Do this: The exercise asks for every line of the data to be reproduced exactly.
[START OF Provided entries]
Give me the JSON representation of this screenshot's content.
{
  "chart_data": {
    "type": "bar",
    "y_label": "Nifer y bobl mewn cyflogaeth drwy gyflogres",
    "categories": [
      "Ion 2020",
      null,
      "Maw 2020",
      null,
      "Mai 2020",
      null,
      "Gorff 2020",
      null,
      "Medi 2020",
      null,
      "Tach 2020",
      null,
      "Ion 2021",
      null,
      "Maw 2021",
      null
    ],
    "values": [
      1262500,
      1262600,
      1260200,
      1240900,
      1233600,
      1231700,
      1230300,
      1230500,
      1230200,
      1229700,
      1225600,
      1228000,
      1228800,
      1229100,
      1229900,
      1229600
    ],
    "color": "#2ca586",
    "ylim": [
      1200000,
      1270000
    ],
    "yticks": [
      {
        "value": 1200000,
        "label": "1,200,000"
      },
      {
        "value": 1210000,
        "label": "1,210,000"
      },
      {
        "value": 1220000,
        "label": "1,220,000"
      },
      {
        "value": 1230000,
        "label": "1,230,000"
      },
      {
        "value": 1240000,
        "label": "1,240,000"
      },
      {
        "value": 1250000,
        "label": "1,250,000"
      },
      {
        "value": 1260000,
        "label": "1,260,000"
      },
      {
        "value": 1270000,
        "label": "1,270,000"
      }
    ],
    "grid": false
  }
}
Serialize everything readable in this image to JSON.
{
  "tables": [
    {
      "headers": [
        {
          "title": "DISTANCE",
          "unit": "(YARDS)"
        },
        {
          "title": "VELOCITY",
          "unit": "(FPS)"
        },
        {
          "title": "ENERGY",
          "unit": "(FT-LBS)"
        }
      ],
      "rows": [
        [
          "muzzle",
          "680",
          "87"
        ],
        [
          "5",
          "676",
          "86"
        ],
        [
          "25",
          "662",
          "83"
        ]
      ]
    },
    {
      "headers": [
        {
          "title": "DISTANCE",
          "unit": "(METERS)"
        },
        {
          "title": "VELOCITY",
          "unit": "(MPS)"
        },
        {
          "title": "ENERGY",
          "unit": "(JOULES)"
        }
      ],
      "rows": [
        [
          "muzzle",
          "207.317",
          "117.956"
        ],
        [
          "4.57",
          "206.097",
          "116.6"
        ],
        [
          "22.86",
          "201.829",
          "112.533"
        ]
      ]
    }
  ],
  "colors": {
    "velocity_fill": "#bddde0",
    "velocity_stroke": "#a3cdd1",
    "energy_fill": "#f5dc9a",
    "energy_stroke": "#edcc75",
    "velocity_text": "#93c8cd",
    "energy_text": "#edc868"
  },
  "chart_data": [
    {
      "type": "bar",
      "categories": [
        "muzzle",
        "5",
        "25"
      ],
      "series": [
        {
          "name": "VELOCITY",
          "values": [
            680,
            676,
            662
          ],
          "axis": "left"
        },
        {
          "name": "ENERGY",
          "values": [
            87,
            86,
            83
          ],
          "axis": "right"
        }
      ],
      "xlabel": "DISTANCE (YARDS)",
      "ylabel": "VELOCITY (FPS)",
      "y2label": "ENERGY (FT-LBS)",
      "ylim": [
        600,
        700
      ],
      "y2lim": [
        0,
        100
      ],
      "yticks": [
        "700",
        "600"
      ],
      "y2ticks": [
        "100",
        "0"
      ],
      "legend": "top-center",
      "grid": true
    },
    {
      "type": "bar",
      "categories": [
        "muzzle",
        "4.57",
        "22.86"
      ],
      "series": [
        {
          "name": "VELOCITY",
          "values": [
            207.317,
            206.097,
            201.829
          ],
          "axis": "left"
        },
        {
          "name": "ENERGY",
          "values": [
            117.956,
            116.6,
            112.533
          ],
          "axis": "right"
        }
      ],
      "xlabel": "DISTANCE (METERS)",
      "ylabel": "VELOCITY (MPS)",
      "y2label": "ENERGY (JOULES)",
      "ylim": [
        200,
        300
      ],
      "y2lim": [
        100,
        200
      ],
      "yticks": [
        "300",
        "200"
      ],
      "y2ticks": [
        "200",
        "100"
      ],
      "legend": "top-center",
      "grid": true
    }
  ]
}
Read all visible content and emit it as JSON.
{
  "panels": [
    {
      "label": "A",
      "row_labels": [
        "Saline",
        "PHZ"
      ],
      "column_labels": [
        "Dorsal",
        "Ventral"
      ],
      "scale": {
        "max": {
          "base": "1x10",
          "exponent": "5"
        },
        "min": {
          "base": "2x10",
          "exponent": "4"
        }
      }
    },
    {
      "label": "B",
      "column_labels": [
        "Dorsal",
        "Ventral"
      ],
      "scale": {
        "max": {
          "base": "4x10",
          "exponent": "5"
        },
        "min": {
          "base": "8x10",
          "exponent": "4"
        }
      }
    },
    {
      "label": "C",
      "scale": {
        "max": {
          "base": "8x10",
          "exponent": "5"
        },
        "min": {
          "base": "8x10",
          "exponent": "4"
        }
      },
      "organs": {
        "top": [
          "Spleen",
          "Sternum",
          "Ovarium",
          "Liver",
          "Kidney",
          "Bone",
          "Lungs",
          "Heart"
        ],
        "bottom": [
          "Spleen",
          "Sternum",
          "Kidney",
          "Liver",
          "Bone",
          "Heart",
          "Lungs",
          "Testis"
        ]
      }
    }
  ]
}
[END OF Provided entries]
Answer for this exercise:
Give me the JSON representation of this screenshot's content.
{
  "chart_data": {
    "type": "bar",
    "y_label": "Nifer y bobl mewn cyflogaeth drwy gyflogres",
    "categories": [
      "Ion 2020",
      null,
      "Maw 2020",
      null,
      "Mai 2020",
      null,
      "Gorff 2020",
      null,
      "Medi 2020",
      null,
      "Tach 2020",
      null,
      "Ion 2021",
      null,
      "Maw 2021",
      null
    ],
    "values": [
      1262500,
      1262600,
      1260200,
      1240900,
      1233600,
      1231700,
      1230300,
      1230500,
      1230200,
      1229700,
      1225600,
      1228000,
      1228800,
      1229100,
      1229900,
      1229600
    ],
    "color": "#2ca586",
    "ylim": [
      1200000,
      1270000
    ],
    "yticks": [
      {
        "value": 1200000,
        "label": "1,200,000"
      },
      {
        "value": 1210000,
        "label": "1,210,000"
      },
      {
        "value": 1220000,
        "label": "1,220,000"
      },
      {
        "value": 1230000,
        "label": "1,230,000"
      },
      {
        "value": 1240000,
        "label": "1,240,000"
      },
      {
        "value": 1250000,
        "label": "1,250,000"
      },
      {
        "value": 1260000,
        "label": "1,260,000"
      },
      {
        "value": 1270000,
        "label": "1,270,000"
      }
    ],
    "grid": false
  }
}
Serialize everything readable in this image to JSON.
{
  "tables": [
    {
      "headers": [
        {
          "title": "DISTANCE",
          "unit": "(YARDS)"
        },
        {
          "title": "VELOCITY",
          "unit": "(FPS)"
        },
        {
          "title": "ENERGY",
          "unit": "(FT-LBS)"
        }
      ],
      "rows": [
        [
          "muzzle",
          "680",
          "87"
        ],
        [
          "5",
          "676",
          "86"
        ],
        [
          "25",
          "662",
          "83"
        ]
      ]
    },
    {
      "headers": [
        {
          "title": "DISTANCE",
          "unit": "(METERS)"
        },
        {
          "title": "VELOCITY",
          "unit": "(MPS)"
        },
        {
          "title": "ENERGY",
          "unit": "(JOULES)"
        }
      ],
      "rows": [
        [
          "muzzle",
          "207.317",
          "117.956"
        ],
        [
          "4.57",
          "206.097",
          "116.6"
        ],
        [
          "22.86",
          "201.829",
          "112.533"
        ]
      ]
    }
  ],
  "colors": {
    "velocity_fill": "#bddde0",
    "velocity_stroke": "#a3cdd1",
    "energy_fill": "#f5dc9a",
    "energy_stroke": "#edcc75",
    "velocity_text": "#93c8cd",
    "energy_text": "#edc868"
  },
  "chart_data": [
    {
      "type": "bar",
      "categories": [
        "muzzle",
        "5",
        "25"
      ],
      "series": [
        {
          "name": "VELOCITY",
          "values": [
            680,
            676,
            662
          ],
          "axis": "left"
        },
        {
          "name": "ENERGY",
          "values": [
            87,
            86,
            83
          ],
          "axis": "right"
        }
      ],
      "xlabel": "DISTANCE (YARDS)",
      "ylabel": "VELOCITY (FPS)",
      "y2label": "ENERGY (FT-LBS)",
      "ylim": [
        600,
        700
      ],
      "y2lim": [
        0,
        100
      ],
      "yticks": [
        "700",
        "600"
      ],
      "y2ticks": [
        "100",
        "0"
      ],
      "legend": "top-center",
      "grid": true
    },
    {
      "type": "bar",
      "categories": [
        "muzzle",
        "4.57",
        "22.86"
      ],
      "series": [
        {
          "name": "VELOCITY",
          "values": [
            207.317,
            206.097,
            201.829
          ],
          "axis": "left"
        },
        {
          "name": "ENERGY",
          "values": [
            117.956,
            116.6,
            112.533
          ],
          "axis": "right"
        }
      ],
      "xlabel": "DISTANCE (METERS)",
      "ylabel": "VELOCITY (MPS)",
      "y2label": "ENERGY (JOULES)",
      "ylim": [
        200,
        300
      ],
      "y2lim": [
        100,
        200
      ],
      "yticks": [
        "300",
        "200"
      ],
      "y2ticks": [
        "200",
        "100"
      ],
      "legend": "top-center",
      "grid": true
    }
  ]
}
Read all visible content and emit it as JSON.
{
  "panels": [
    {
      "label": "A",
      "row_labels": [
        "Saline",
        "PHZ"
      ],
      "column_labels": [
        "Dorsal",
        "Ventral"
      ],
      "scale": {
        "max": {
          "base": "1x10",
          "exponent": "5"
        },
        "min": {
          "base": "2x10",
          "exponent": "4"
        }
      }
    },
    {
      "label": "B",
      "column_labels": [
        "Dorsal",
        "Ventral"
      ],
      "scale": {
        "max": {
          "base": "4x10",
          "exponent": "5"
        },
        "min": {
          "base": "8x10",
          "exponent": "4"
        }
      }
    },
    {
      "label": "C",
      "scale": {
        "max": {
          "base": "8x10",
          "exponent": "5"
        },
        "min": {
          "base": "8x10",
          "exponent": "4"
        }
      },
      "organs": {
        "top": [
          "Spleen",
          "Sternum",
          "Ovarium",
          "Liver",
          "Kidney",
          "Bone",
          "Lungs",
          "Heart"
        ],
        "bottom": [
          "Spleen",
          "Sternum",
          "Kidney",
          "Liver",
          "Bone",
          "Heart",
          "Lungs",
          "Testis"
        ]
      }
    }
  ]
}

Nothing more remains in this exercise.